§ TEXTE FOURNI
□ □ □
Interview de Fabien Vehlmann, à propos du Dieu-fauve

Découvrez les coulisses de la bande dessinée Le Dieu fauve, parue aux éditions Dargaud, en lisant l'interview de son scénariste, Fabien Vehlmann.
Vous avez actuellement deux actualités : La Cuisine des ogres, parue en mars 2024 chez Rue de Sèvres, avec Jean-Baptiste Andréae au dessin, et Le Dieu-fauve, paru en avril 2024 chez Dargaud, avec Roger Ibáñez Ugena au dessin. Nous sommes dans deux univers totalement différents. L'écriture de ces deux scénarios s'est-elle déroulée au même moment, en chassé-croisé ?
Pas totalement, car l'une et l'autre ont nécessité des temps de production différents : deux ans pour La Cuisine des ogres, près de près ans pour Le Dieu-fauve. Mais d'une manière générale, en tant que scénariste, il est tout de même fréquent que je travaille sur plusieurs projets en parallèle. J'essaye alors de favoriser un projet principal, sur lequel je bosse en priorité toutes les matinées pendant au moins deux/trois semaines d'affilée – tandis que j'avance plus doucement sur mes autres idées l'après-midi.
Quel a été le point de départ du scénario du Dieu-fauve ?
□ □ □
§ EXERCICES À FAIRE
1 – Dans l'interview sur Le Dieu-fauve, qui dessine La Cuisine des ogres ?
2 – Poursuivez l'interview sur Le Dieu-fauve à partir de sa dernière question.
Les lignes qui viennent ensuite forment un matériau à part, sans lien avec ce texte.
□ □ □
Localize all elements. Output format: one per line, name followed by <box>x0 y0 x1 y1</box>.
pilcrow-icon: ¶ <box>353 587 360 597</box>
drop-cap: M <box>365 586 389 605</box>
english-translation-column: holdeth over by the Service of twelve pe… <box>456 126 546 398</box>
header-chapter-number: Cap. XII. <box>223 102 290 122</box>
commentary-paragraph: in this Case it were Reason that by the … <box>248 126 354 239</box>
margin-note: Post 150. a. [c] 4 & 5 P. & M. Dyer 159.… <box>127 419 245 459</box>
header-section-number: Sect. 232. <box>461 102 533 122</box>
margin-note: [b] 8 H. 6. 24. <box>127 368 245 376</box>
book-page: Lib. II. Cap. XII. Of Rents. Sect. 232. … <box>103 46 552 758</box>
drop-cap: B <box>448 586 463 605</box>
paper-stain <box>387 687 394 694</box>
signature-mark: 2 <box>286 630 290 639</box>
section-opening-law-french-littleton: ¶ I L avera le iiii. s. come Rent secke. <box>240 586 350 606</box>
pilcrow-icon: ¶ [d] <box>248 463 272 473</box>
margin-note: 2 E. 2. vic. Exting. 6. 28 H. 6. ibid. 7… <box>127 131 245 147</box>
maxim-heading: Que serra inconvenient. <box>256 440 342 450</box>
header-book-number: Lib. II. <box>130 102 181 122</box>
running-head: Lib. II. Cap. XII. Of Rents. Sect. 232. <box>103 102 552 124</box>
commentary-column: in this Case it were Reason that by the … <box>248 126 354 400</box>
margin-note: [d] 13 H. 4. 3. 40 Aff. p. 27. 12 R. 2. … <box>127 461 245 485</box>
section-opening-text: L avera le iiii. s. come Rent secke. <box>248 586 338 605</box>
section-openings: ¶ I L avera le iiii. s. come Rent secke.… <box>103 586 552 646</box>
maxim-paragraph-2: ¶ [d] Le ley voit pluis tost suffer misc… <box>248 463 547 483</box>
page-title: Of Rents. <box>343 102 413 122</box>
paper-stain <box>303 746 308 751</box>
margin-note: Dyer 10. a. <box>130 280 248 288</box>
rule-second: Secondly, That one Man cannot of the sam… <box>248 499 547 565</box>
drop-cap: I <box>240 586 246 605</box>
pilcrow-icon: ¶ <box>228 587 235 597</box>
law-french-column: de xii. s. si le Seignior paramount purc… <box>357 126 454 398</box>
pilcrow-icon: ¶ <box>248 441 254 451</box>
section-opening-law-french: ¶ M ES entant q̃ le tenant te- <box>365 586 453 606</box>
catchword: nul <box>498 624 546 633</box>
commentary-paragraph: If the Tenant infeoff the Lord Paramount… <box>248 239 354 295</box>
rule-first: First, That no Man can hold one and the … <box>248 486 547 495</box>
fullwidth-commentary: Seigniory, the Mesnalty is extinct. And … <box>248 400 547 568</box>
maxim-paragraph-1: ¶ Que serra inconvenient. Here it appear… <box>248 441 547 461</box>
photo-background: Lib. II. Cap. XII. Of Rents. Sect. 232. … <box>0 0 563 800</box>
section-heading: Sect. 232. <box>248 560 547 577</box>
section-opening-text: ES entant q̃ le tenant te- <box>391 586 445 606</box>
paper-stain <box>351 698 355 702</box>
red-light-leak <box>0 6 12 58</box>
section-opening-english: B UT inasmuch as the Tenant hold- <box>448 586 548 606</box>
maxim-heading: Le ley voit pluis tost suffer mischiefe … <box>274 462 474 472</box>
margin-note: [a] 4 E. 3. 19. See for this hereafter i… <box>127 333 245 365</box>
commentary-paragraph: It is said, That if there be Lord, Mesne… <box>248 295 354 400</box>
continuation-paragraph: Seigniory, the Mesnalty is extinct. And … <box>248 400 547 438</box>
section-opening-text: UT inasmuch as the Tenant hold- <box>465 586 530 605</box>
□ □ □
§ RÉPONSES DONNÉES
1 – Jean-Baptiste Andréae.

2 –
D'abord, un goût très ancien et très prononcé pour ce genre qu'on appelle l'heroic fantasy, découvert ado quand je lisais Conan le Cimérien et autres romans de Howard ou La quête de l'Oiseau du Temps, de Loisel et Letendre. Et quand j'ai découvert que Roger Ibanez était d'accord pour tenter l'aventure dans cette direction, j'ai réfléchi à un thème qui pouvait coller avec ce type d'univers. L'idée du Déluge et de la fin d'une civilisation s'est alors imposée à moi, car le sujet possède des résonances assez évidentes – selon moi – avec notre propre époque et les crises auxquelles nous sommes (et serons) confrontés.
Le récit du Dieu-fauve est une tragédie en cinq actes. Le lecteur amateur de tragédie classique y retrouvera de nombreux points communs. Était-ce une volonté de votre part, dès le début, de partir sur un récit pathétique et épique ?
J'avoue que j'ai vraiment pensé Le Dieu-fauve comme à une pièce de théâtre, avec un côté très shakespearien, très tragique, une approche presque lyrique qui pourrait faire penser à un opéra. On peut aimer ou au contraire détester ce type d'emphase, c'est vraiment une question de goût personnel des lecteurs et des lectrices : pour ma part, je n'en use qu'avec parcimonie, mais ici, ce ton me semblait parfaitement coller avec le propos quasi biblique de ce récit « antédiluvien » !
Quel message principal avez-vous voulu faire passer dans ce roman graphique ? Est-ce une manière de montrer que la violence appelle la violence ?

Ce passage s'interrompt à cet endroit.